> [WORK REQUIRED] Change every "FancyBboxPatch shape" in the entries below to "Rounded rectangle" and keep all other text the same. Leave the pictures out of your answer.

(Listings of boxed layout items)
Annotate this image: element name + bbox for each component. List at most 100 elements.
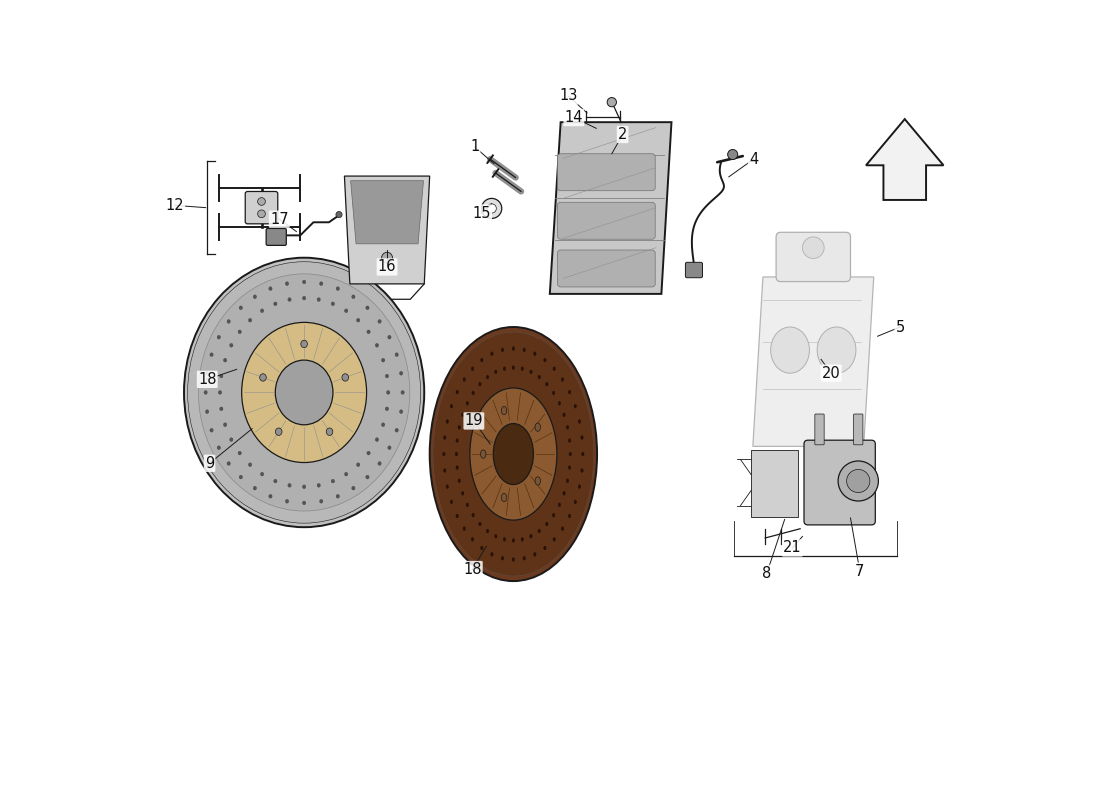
Ellipse shape — [569, 514, 571, 518]
Polygon shape — [351, 181, 424, 244]
Ellipse shape — [382, 252, 393, 263]
Ellipse shape — [342, 374, 349, 381]
Ellipse shape — [206, 410, 209, 414]
Ellipse shape — [399, 371, 403, 375]
Ellipse shape — [461, 413, 464, 417]
Ellipse shape — [538, 375, 540, 379]
Text: 7: 7 — [855, 563, 865, 578]
Ellipse shape — [352, 295, 355, 298]
Polygon shape — [550, 122, 671, 294]
Ellipse shape — [472, 514, 474, 517]
Ellipse shape — [395, 428, 398, 432]
Ellipse shape — [327, 428, 333, 435]
Ellipse shape — [356, 318, 360, 322]
Ellipse shape — [558, 402, 561, 405]
Ellipse shape — [300, 340, 307, 348]
Ellipse shape — [442, 452, 446, 456]
Ellipse shape — [450, 404, 453, 408]
Ellipse shape — [261, 472, 264, 476]
Ellipse shape — [486, 529, 488, 533]
Ellipse shape — [378, 462, 382, 466]
Ellipse shape — [217, 446, 220, 450]
Ellipse shape — [487, 204, 496, 213]
Ellipse shape — [522, 556, 526, 560]
Ellipse shape — [395, 353, 398, 357]
Ellipse shape — [802, 237, 824, 258]
Ellipse shape — [521, 367, 524, 370]
Ellipse shape — [188, 262, 420, 523]
Ellipse shape — [521, 538, 524, 542]
FancyBboxPatch shape — [245, 191, 278, 224]
Text: 14: 14 — [564, 110, 583, 125]
Ellipse shape — [486, 375, 488, 379]
Text: 13: 13 — [559, 89, 578, 103]
Ellipse shape — [561, 378, 564, 382]
Ellipse shape — [274, 479, 277, 483]
FancyBboxPatch shape — [815, 414, 824, 445]
Ellipse shape — [302, 296, 306, 300]
Ellipse shape — [546, 522, 548, 526]
Ellipse shape — [771, 327, 810, 373]
Ellipse shape — [302, 280, 306, 284]
Text: 16: 16 — [377, 259, 396, 274]
Ellipse shape — [385, 374, 388, 378]
Ellipse shape — [450, 500, 453, 504]
Text: 12: 12 — [165, 198, 184, 213]
Ellipse shape — [582, 452, 584, 456]
FancyBboxPatch shape — [266, 229, 286, 246]
Ellipse shape — [569, 390, 571, 394]
Ellipse shape — [534, 352, 536, 356]
Ellipse shape — [471, 367, 474, 370]
FancyBboxPatch shape — [685, 262, 703, 278]
Ellipse shape — [337, 286, 340, 290]
Ellipse shape — [502, 348, 504, 352]
Ellipse shape — [530, 534, 532, 538]
Ellipse shape — [268, 494, 272, 498]
Text: 5: 5 — [895, 319, 904, 334]
Ellipse shape — [223, 423, 227, 426]
Ellipse shape — [817, 327, 856, 373]
Ellipse shape — [579, 485, 581, 489]
Polygon shape — [751, 450, 798, 517]
Ellipse shape — [206, 371, 209, 375]
Ellipse shape — [317, 298, 320, 302]
Ellipse shape — [581, 436, 583, 439]
Ellipse shape — [478, 382, 481, 386]
Ellipse shape — [471, 538, 474, 542]
Ellipse shape — [503, 538, 506, 542]
Ellipse shape — [470, 388, 557, 520]
Ellipse shape — [337, 494, 340, 498]
Ellipse shape — [227, 319, 230, 323]
Ellipse shape — [356, 463, 360, 466]
Ellipse shape — [838, 461, 879, 501]
Ellipse shape — [535, 423, 540, 431]
Ellipse shape — [495, 534, 497, 538]
Ellipse shape — [561, 526, 564, 530]
Ellipse shape — [249, 463, 252, 466]
Ellipse shape — [249, 318, 252, 322]
Ellipse shape — [472, 391, 474, 395]
Ellipse shape — [319, 499, 323, 503]
Ellipse shape — [455, 452, 458, 456]
Ellipse shape — [430, 327, 597, 581]
Ellipse shape — [558, 503, 561, 506]
Ellipse shape — [443, 469, 446, 473]
Ellipse shape — [223, 358, 227, 362]
Ellipse shape — [491, 553, 493, 556]
Ellipse shape — [268, 286, 272, 290]
Ellipse shape — [257, 198, 265, 206]
Ellipse shape — [274, 302, 277, 306]
Ellipse shape — [375, 438, 378, 442]
FancyBboxPatch shape — [777, 232, 850, 282]
Ellipse shape — [238, 330, 241, 334]
Ellipse shape — [481, 358, 483, 362]
Ellipse shape — [382, 423, 385, 426]
Ellipse shape — [563, 491, 565, 495]
Ellipse shape — [288, 483, 292, 487]
Ellipse shape — [331, 302, 334, 306]
Text: 19: 19 — [464, 414, 483, 429]
Ellipse shape — [319, 282, 323, 286]
Ellipse shape — [210, 428, 213, 432]
Ellipse shape — [375, 343, 378, 347]
Ellipse shape — [574, 500, 576, 504]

> [CORRECT RESULT]
Annotate this image: element name + bbox for each component. List at most 100 elements.
Ellipse shape — [569, 514, 571, 518]
Polygon shape — [351, 181, 424, 244]
Ellipse shape — [382, 252, 393, 263]
Ellipse shape — [342, 374, 349, 381]
Ellipse shape — [206, 410, 209, 414]
Ellipse shape — [399, 371, 403, 375]
Ellipse shape — [461, 413, 464, 417]
Ellipse shape — [538, 375, 540, 379]
Text: 7: 7 — [855, 563, 865, 578]
Ellipse shape — [352, 295, 355, 298]
Polygon shape — [550, 122, 671, 294]
Ellipse shape — [472, 514, 474, 517]
Ellipse shape — [395, 428, 398, 432]
Ellipse shape — [327, 428, 333, 435]
Ellipse shape — [356, 318, 360, 322]
Ellipse shape — [558, 402, 561, 405]
Ellipse shape — [300, 340, 307, 348]
Ellipse shape — [442, 452, 446, 456]
Ellipse shape — [450, 404, 453, 408]
Ellipse shape — [261, 472, 264, 476]
Ellipse shape — [486, 529, 488, 533]
Ellipse shape — [378, 462, 382, 466]
Ellipse shape — [217, 446, 220, 450]
Ellipse shape — [487, 204, 496, 213]
Ellipse shape — [522, 556, 526, 560]
Ellipse shape — [395, 353, 398, 357]
Ellipse shape — [802, 237, 824, 258]
Ellipse shape — [521, 367, 524, 370]
Ellipse shape — [188, 262, 420, 523]
Ellipse shape — [521, 538, 524, 542]
Rounded rectangle — [245, 191, 278, 224]
Text: 14: 14 — [564, 110, 583, 125]
Ellipse shape — [486, 375, 488, 379]
Text: 13: 13 — [559, 89, 578, 103]
Ellipse shape — [561, 378, 564, 382]
Ellipse shape — [274, 479, 277, 483]
Rounded rectangle — [815, 414, 824, 445]
Ellipse shape — [302, 296, 306, 300]
Ellipse shape — [546, 522, 548, 526]
Ellipse shape — [771, 327, 810, 373]
Ellipse shape — [302, 280, 306, 284]
Text: 16: 16 — [377, 259, 396, 274]
Ellipse shape — [385, 374, 388, 378]
Ellipse shape — [450, 500, 453, 504]
Text: 12: 12 — [165, 198, 184, 213]
Ellipse shape — [582, 452, 584, 456]
Rounded rectangle — [266, 229, 286, 246]
Ellipse shape — [569, 390, 571, 394]
Ellipse shape — [534, 352, 536, 356]
Ellipse shape — [471, 367, 474, 370]
Rounded rectangle — [685, 262, 703, 278]
Ellipse shape — [337, 286, 340, 290]
Ellipse shape — [502, 348, 504, 352]
Ellipse shape — [530, 534, 532, 538]
Ellipse shape — [268, 494, 272, 498]
Text: 5: 5 — [895, 319, 904, 334]
Ellipse shape — [223, 423, 227, 426]
Ellipse shape — [817, 327, 856, 373]
Ellipse shape — [579, 485, 581, 489]
Polygon shape — [751, 450, 798, 517]
Ellipse shape — [206, 371, 209, 375]
Ellipse shape — [317, 298, 320, 302]
Ellipse shape — [581, 436, 583, 439]
Ellipse shape — [478, 382, 481, 386]
Ellipse shape — [471, 538, 474, 542]
Ellipse shape — [503, 538, 506, 542]
Ellipse shape — [470, 388, 557, 520]
Ellipse shape — [337, 494, 340, 498]
Ellipse shape — [227, 319, 230, 323]
Ellipse shape — [356, 463, 360, 466]
Ellipse shape — [838, 461, 879, 501]
Ellipse shape — [535, 423, 540, 431]
Ellipse shape — [495, 534, 497, 538]
Ellipse shape — [561, 526, 564, 530]
Ellipse shape — [249, 463, 252, 466]
Ellipse shape — [249, 318, 252, 322]
Ellipse shape — [472, 391, 474, 395]
Ellipse shape — [319, 499, 323, 503]
Ellipse shape — [455, 452, 458, 456]
Ellipse shape — [430, 327, 597, 581]
Ellipse shape — [558, 503, 561, 506]
Ellipse shape — [443, 469, 446, 473]
Ellipse shape — [223, 358, 227, 362]
Ellipse shape — [491, 553, 493, 556]
Ellipse shape — [268, 286, 272, 290]
Ellipse shape — [257, 198, 265, 206]
Ellipse shape — [274, 302, 277, 306]
Ellipse shape — [375, 438, 378, 442]
Rounded rectangle — [777, 232, 850, 282]
Ellipse shape — [238, 330, 241, 334]
Ellipse shape — [481, 358, 483, 362]
Ellipse shape — [382, 423, 385, 426]
Ellipse shape — [563, 491, 565, 495]
Ellipse shape — [288, 483, 292, 487]
Ellipse shape — [331, 302, 334, 306]
Text: 19: 19 — [464, 414, 483, 429]
Ellipse shape — [319, 282, 323, 286]
Ellipse shape — [210, 428, 213, 432]
Ellipse shape — [375, 343, 378, 347]
Ellipse shape — [574, 500, 576, 504]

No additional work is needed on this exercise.